**ENTRIES SUPPLIED:**
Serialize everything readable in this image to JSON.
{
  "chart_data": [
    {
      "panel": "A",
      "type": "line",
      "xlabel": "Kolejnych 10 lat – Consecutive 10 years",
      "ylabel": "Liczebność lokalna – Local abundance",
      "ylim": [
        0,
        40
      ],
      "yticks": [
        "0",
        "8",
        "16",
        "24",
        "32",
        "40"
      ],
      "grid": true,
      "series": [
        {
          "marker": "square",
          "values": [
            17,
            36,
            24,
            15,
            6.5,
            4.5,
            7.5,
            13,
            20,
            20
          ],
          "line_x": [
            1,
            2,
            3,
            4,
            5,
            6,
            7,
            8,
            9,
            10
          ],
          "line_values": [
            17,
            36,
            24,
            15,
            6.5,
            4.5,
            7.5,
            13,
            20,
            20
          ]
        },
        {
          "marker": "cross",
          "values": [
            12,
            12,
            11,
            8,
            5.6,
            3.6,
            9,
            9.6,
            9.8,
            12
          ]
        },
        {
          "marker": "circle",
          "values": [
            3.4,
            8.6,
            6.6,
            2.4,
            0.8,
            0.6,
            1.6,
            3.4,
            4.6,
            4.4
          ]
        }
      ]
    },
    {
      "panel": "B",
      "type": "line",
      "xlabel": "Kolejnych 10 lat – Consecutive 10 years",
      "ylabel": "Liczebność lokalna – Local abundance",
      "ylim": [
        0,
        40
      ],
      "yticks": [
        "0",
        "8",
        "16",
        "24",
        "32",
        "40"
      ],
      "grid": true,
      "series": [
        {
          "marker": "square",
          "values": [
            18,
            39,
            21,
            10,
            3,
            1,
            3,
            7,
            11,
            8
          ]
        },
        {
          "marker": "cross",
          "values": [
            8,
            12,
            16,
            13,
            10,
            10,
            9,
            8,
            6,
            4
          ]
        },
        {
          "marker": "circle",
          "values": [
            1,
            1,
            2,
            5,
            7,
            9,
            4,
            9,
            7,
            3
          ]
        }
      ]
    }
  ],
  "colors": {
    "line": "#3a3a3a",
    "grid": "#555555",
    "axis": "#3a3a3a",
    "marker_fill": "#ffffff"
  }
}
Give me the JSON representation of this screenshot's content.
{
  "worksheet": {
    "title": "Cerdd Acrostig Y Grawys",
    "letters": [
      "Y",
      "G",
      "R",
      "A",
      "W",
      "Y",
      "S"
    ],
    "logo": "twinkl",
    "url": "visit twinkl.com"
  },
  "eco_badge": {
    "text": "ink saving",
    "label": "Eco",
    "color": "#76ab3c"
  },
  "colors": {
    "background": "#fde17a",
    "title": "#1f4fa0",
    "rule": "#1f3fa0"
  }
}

**WORK REQUIRED:** Print nothing but the lines from the line with "Give me the" to the last line of the records above. Both of those lines count.

**RESPONSE TO THIS TASK:**
Give me the JSON representation of this screenshot's content.
{
  "worksheet": {
    "title": "Cerdd Acrostig Y Grawys",
    "letters": [
      "Y",
      "G",
      "R",
      "A",
      "W",
      "Y",
      "S"
    ],
    "logo": "twinkl",
    "url": "visit twinkl.com"
  },
  "eco_badge": {
    "text": "ink saving",
    "label": "Eco",
    "color": "#76ab3c"
  },
  "colors": {
    "background": "#fde17a",
    "title": "#1f4fa0",
    "rule": "#1f3fa0"
  }
}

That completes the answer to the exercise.